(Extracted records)
○ ○ ○

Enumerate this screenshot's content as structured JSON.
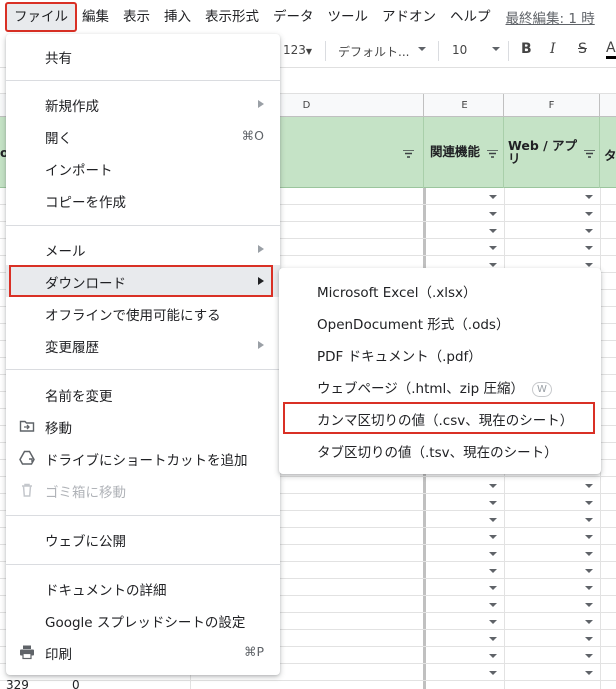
{
  "menubar": {
    "items": [
      "ファイル",
      "編集",
      "表示",
      "挿入",
      "表示形式",
      "データ",
      "ツール",
      "アドオン",
      "ヘルプ"
    ],
    "active_index": 0,
    "last_edit": "最終編集: 1 時"
  },
  "toolbar": {
    "number_format": "123",
    "font": "デフォルト...",
    "font_size": "10",
    "bold": "B",
    "italic": "I",
    "strike": "S",
    "text_color": "A"
  },
  "grid": {
    "column_letters": [
      "D",
      "E",
      "F"
    ],
    "header_cells": [
      "関連機能",
      "Web / アプリ",
      "タ"
    ],
    "first_col_partial": "o",
    "last_row_number": "329",
    "last_row_value": "0",
    "header_color": "#c5e3c6"
  },
  "file_menu": {
    "items": [
      {
        "label": "共有"
      },
      {
        "label": "新規作成",
        "submenu": true
      },
      {
        "label": "開く",
        "shortcut": "⌘O"
      },
      {
        "label": "インポート"
      },
      {
        "label": "コピーを作成"
      },
      {
        "label": "メール",
        "submenu": true
      },
      {
        "label": "ダウンロード",
        "submenu": true,
        "highlighted": true
      },
      {
        "label": "オフラインで使用可能にする"
      },
      {
        "label": "変更履歴",
        "submenu": true
      },
      {
        "label": "名前を変更"
      },
      {
        "label": "移動",
        "icon": "move-folder-icon"
      },
      {
        "label": "ドライブにショートカットを追加",
        "icon": "drive-shortcut-icon"
      },
      {
        "label": "ゴミ箱に移動",
        "icon": "trash-icon",
        "disabled": true
      },
      {
        "label": "ウェブに公開"
      },
      {
        "label": "ドキュメントの詳細"
      },
      {
        "label": "Google スプレッドシートの設定"
      },
      {
        "label": "印刷",
        "icon": "print-icon",
        "shortcut": "⌘P"
      }
    ]
  },
  "download_menu": {
    "items": [
      {
        "label": "Microsoft Excel（.xlsx）"
      },
      {
        "label": "OpenDocument 形式（.ods）"
      },
      {
        "label": "PDF ドキュメント（.pdf）"
      },
      {
        "label": "ウェブページ（.html、zip 圧縮）",
        "badge": "W"
      },
      {
        "label": "カンマ区切りの値（.csv、現在のシート）",
        "highlighted": true
      },
      {
        "label": "タブ区切りの値（.tsv、現在のシート）"
      }
    ]
  },
  "colors": {
    "highlight_outline": "#d93025",
    "menu_hover": "#e8eaed"
  }
}
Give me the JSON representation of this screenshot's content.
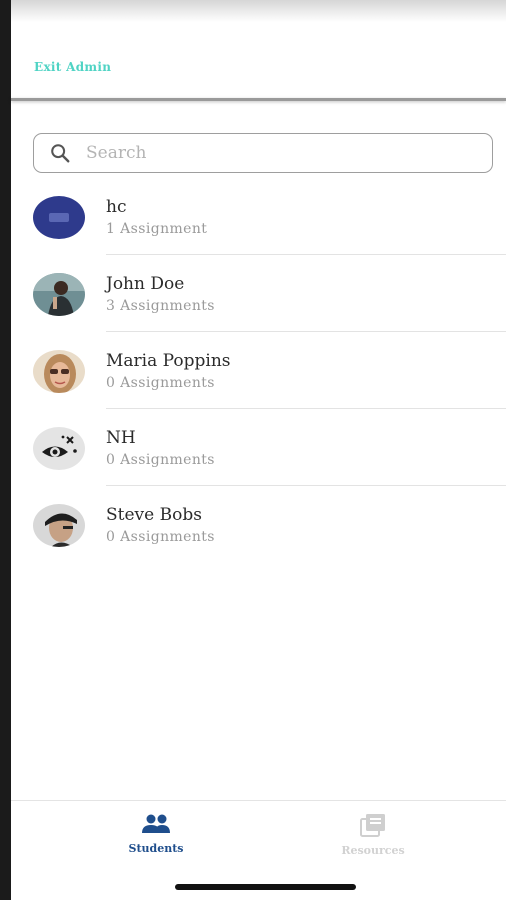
{
  "header": {
    "exit_admin_label": "Exit Admin"
  },
  "search": {
    "placeholder": "Search",
    "value": ""
  },
  "students": [
    {
      "name": "hc",
      "assignments": "1 Assignment",
      "avatar_icon": "hc-logo-avatar"
    },
    {
      "name": "John Doe",
      "assignments": "3 Assignments",
      "avatar_icon": "man-photo-avatar"
    },
    {
      "name": "Maria Poppins",
      "assignments": "0 Assignments",
      "avatar_icon": "woman-sunglasses-photo-avatar"
    },
    {
      "name": "NH",
      "assignments": "0 Assignments",
      "avatar_icon": "eye-doodle-avatar"
    },
    {
      "name": "Steve Bobs",
      "assignments": "0 Assignments",
      "avatar_icon": "man-cap-photo-avatar"
    }
  ],
  "tabbar": {
    "students_label": "Students",
    "resources_label": "Resources",
    "active": "Students"
  },
  "colors": {
    "accent_teal": "#4fd3c4",
    "active_tab": "#1f4e8c",
    "inactive_tab": "#d2d2d2"
  }
}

○ ○ ○

- Written task
Transcribe each entry precisely as given, leaving the pictures out.

- Result of the exercise
Enumerate this screenshot's content as structured JSON.
{
  "menubar": {
    "items": [
      "ファイル",
      "編集",
      "表示",
      "挿入",
      "表示形式",
      "データ",
      "ツール",
      "アドオン",
      "ヘルプ"
    ],
    "active_index": 0,
    "last_edit": "最終編集: 1 時"
  },
  "toolbar": {
    "number_format": "123",
    "font": "デフォルト...",
    "font_size": "10",
    "bold": "B",
    "italic": "I",
    "strike": "S",
    "text_color": "A"
  },
  "grid": {
    "column_letters": [
      "D",
      "E",
      "F"
    ],
    "header_cells": [
      "関連機能",
      "Web / アプリ",
      "タ"
    ],
    "first_col_partial": "o",
    "last_row_number": "329",
    "last_row_value": "0",
    "header_color": "#c5e3c6"
  },
  "file_menu": {
    "items": [
      {
        "label": "共有"
      },
      {
        "label": "新規作成",
        "submenu": true
      },
      {
        "label": "開く",
        "shortcut": "⌘O"
      },
      {
        "label": "インポート"
      },
      {
        "label": "コピーを作成"
      },
      {
        "label": "メール",
        "submenu": true
      },
      {
        "label": "ダウンロード",
        "submenu": true,
        "highlighted": true
      },
      {
        "label": "オフラインで使用可能にする"
      },
      {
        "label": "変更履歴",
        "submenu": true
      },
      {
        "label": "名前を変更"
      },
      {
        "label": "移動",
        "icon": "move-folder-icon"
      },
      {
        "label": "ドライブにショートカットを追加",
        "icon": "drive-shortcut-icon"
      },
      {
        "label": "ゴミ箱に移動",
        "icon": "trash-icon",
        "disabled": true
      },
      {
        "label": "ウェブに公開"
      },
      {
        "label": "ドキュメントの詳細"
      },
      {
        "label": "Google スプレッドシートの設定"
      },
      {
        "label": "印刷",
        "icon": "print-icon",
        "shortcut": "⌘P"
      }
    ]
  },
  "download_menu": {
    "items": [
      {
        "label": "Microsoft Excel（.xlsx）"
      },
      {
        "label": "OpenDocument 形式（.ods）"
      },
      {
        "label": "PDF ドキュメント（.pdf）"
      },
      {
        "label": "ウェブページ（.html、zip 圧縮）",
        "badge": "W"
      },
      {
        "label": "カンマ区切りの値（.csv、現在のシート）",
        "highlighted": true
      },
      {
        "label": "タブ区切りの値（.tsv、現在のシート）"
      }
    ]
  },
  "colors": {
    "highlight_outline": "#d93025",
    "menu_hover": "#e8eaed"
  }
}
Give me the JSON representation of this screenshot's content.
{
  "header": {
    "exit_admin_label": "Exit Admin"
  },
  "search": {
    "placeholder": "Search",
    "value": ""
  },
  "students": [
    {
      "name": "hc",
      "assignments": "1 Assignment",
      "avatar_icon": "hc-logo-avatar"
    },
    {
      "name": "John Doe",
      "assignments": "3 Assignments",
      "avatar_icon": "man-photo-avatar"
    },
    {
      "name": "Maria Poppins",
      "assignments": "0 Assignments",
      "avatar_icon": "woman-sunglasses-photo-avatar"
    },
    {
      "name": "NH",
      "assignments": "0 Assignments",
      "avatar_icon": "eye-doodle-avatar"
    },
    {
      "name": "Steve Bobs",
      "assignments": "0 Assignments",
      "avatar_icon": "man-cap-photo-avatar"
    }
  ],
  "tabbar": {
    "students_label": "Students",
    "resources_label": "Resources",
    "active": "Students"
  },
  "colors": {
    "accent_teal": "#4fd3c4",
    "active_tab": "#1f4e8c",
    "inactive_tab": "#d2d2d2"
  }
}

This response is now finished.